### Work instruction
Please reproduce the entries below exactly, omitting any images they contain.

Excerpts from a figure dataset:
::::::::

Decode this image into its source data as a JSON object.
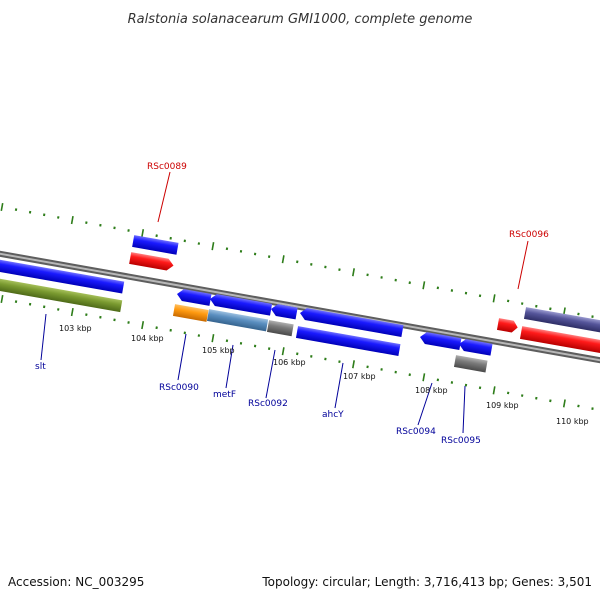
{
  "title": "Ralstonia solanacearum GMI1000, complete genome",
  "footer": {
    "accession": "Accession: NC_003295",
    "summary": "Topology: circular; Length: 3,716,413 bp; Genes: 3,501"
  },
  "colors": {
    "label_red": "#cc0000",
    "label_blue": "#000099",
    "tick_green": "#2e7d1a",
    "backbone": "#8a8a8a"
  },
  "ticks": [
    {
      "label": "103 kbp"
    },
    {
      "label": "104 kbp"
    },
    {
      "label": "105 kbp"
    },
    {
      "label": "106 kbp"
    },
    {
      "label": "107 kbp"
    },
    {
      "label": "108 kbp"
    },
    {
      "label": "109 kbp"
    },
    {
      "label": "110 kbp"
    }
  ],
  "gene_labels": [
    {
      "text": "RSc0089",
      "color": "red"
    },
    {
      "text": "RSc0096",
      "color": "red"
    },
    {
      "text": "slt",
      "color": "blue"
    },
    {
      "text": "RSc0090",
      "color": "blue"
    },
    {
      "text": "metF",
      "color": "blue"
    },
    {
      "text": "RSc0092",
      "color": "blue"
    },
    {
      "text": "ahcY",
      "color": "blue"
    },
    {
      "text": "RSc0094",
      "color": "blue"
    },
    {
      "text": "RSc0095",
      "color": "blue"
    }
  ]
}
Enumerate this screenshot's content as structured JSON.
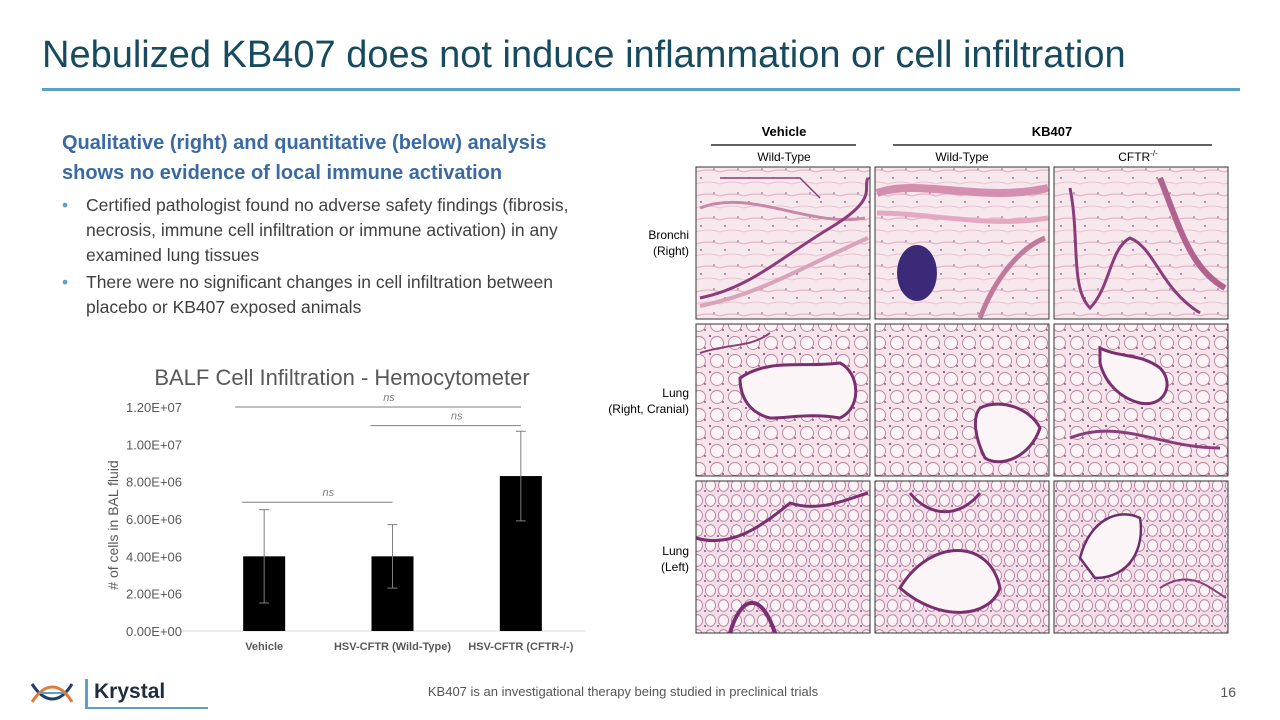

::::::::

### Result for this exercise
Decode this image into its source data as a JSON object.
{
  "title": "Ralstonia solanacearum GMI1000, complete genome",
  "footer": {
    "accession": "Accession: NC_003295",
    "summary": "Topology: circular; Length: 3,716,413 bp; Genes: 3,501"
  },
  "colors": {
    "label_red": "#cc0000",
    "label_blue": "#000099",
    "tick_green": "#2e7d1a",
    "backbone": "#8a8a8a"
  },
  "ticks": [
    {
      "label": "103 kbp"
    },
    {
      "label": "104 kbp"
    },
    {
      "label": "105 kbp"
    },
    {
      "label": "106 kbp"
    },
    {
      "label": "107 kbp"
    },
    {
      "label": "108 kbp"
    },
    {
      "label": "109 kbp"
    },
    {
      "label": "110 kbp"
    }
  ],
  "gene_labels": [
    {
      "text": "RSc0089",
      "color": "red"
    },
    {
      "text": "RSc0096",
      "color": "red"
    },
    {
      "text": "slt",
      "color": "blue"
    },
    {
      "text": "RSc0090",
      "color": "blue"
    },
    {
      "text": "metF",
      "color": "blue"
    },
    {
      "text": "RSc0092",
      "color": "blue"
    },
    {
      "text": "ahcY",
      "color": "blue"
    },
    {
      "text": "RSc0094",
      "color": "blue"
    },
    {
      "text": "RSc0095",
      "color": "blue"
    }
  ]
}
Enumerate this screenshot's content as structured JSON.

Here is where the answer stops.